**Stated goal:**
Go through the listing and copy each line with the string "corriente".
[begin Entries]
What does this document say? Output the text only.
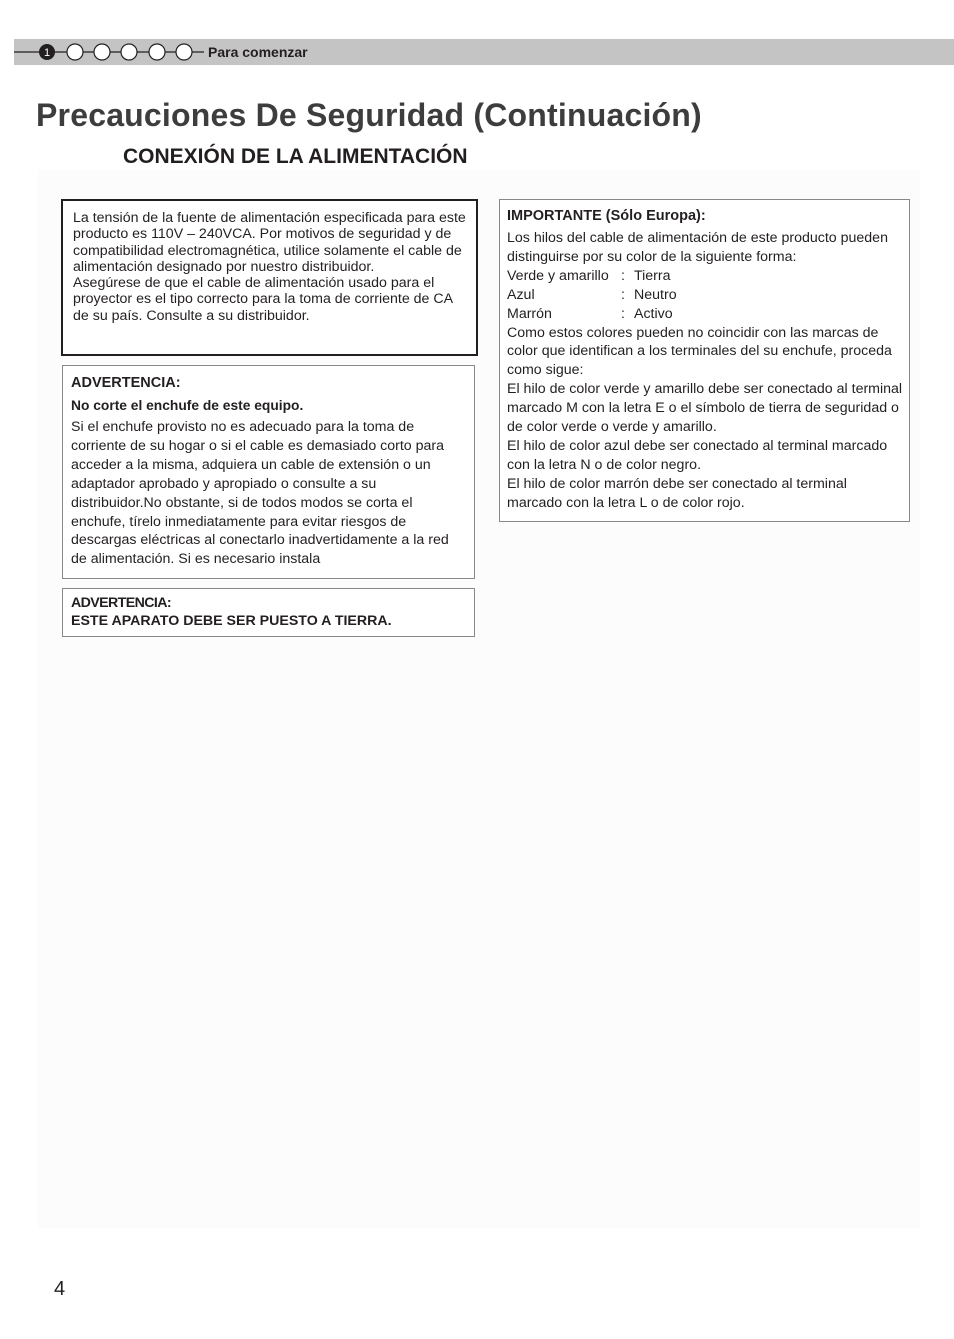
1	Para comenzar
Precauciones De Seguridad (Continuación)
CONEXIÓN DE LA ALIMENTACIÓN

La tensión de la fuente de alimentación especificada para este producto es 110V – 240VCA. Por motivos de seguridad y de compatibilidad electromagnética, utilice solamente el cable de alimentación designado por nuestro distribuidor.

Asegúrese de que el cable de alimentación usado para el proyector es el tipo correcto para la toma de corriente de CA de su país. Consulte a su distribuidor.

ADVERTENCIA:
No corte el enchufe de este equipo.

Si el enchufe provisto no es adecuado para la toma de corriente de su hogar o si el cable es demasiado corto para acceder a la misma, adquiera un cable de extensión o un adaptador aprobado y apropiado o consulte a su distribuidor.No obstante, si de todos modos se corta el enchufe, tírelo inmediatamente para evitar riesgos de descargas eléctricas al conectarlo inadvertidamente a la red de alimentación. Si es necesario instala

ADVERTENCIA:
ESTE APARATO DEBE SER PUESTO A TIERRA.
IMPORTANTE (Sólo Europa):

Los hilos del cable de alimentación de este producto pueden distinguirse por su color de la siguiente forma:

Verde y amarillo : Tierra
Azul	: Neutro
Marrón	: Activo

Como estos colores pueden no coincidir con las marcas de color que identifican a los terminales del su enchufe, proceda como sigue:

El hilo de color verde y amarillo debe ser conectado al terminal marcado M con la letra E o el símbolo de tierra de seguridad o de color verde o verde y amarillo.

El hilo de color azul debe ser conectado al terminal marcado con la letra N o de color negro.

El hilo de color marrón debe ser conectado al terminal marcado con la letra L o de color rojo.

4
[end Entries]
[begin Entries]
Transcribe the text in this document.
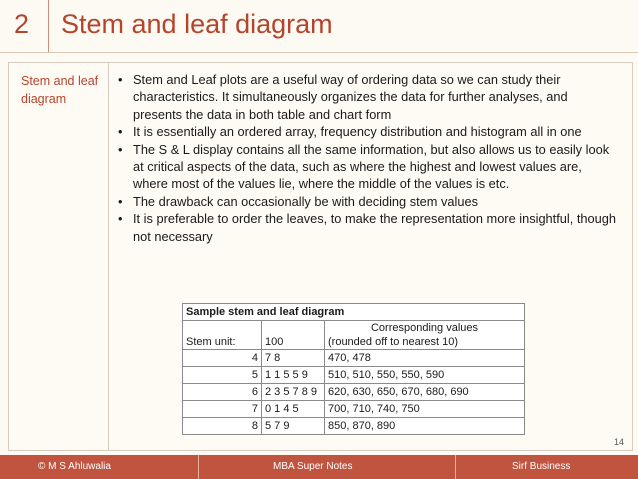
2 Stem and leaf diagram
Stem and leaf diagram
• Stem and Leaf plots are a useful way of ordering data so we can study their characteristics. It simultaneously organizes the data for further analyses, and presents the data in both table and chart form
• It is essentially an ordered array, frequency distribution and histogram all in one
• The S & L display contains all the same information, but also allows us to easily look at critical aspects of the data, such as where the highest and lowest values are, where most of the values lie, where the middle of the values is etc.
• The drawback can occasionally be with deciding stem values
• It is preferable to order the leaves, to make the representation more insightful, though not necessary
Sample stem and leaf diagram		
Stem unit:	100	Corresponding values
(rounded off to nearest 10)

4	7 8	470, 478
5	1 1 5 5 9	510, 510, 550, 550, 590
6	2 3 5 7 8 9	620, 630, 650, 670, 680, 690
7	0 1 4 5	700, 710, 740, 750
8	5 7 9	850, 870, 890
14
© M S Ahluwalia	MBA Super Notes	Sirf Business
[end Entries]
**Solution for this task:**
Asegúrese de que el cable de alimentación usado para el proyector es el tipo correcto para la toma de corriente de CA de su país. Consulte a su distribuidor.
Si el enchufe provisto no es adecuado para la toma de corriente de su hogar o si el cable es demasiado corto para acceder a la misma, adquiera un cable de extensión o un adaptador aprobado y apropiado o consulte a su distribuidor.No obstante, si de todos modos se corta el enchufe, tírelo inmediatamente para evitar riesgos de descargas eléctricas al conectarlo inadvertidamente a la red de alimentación. Si es necesario instala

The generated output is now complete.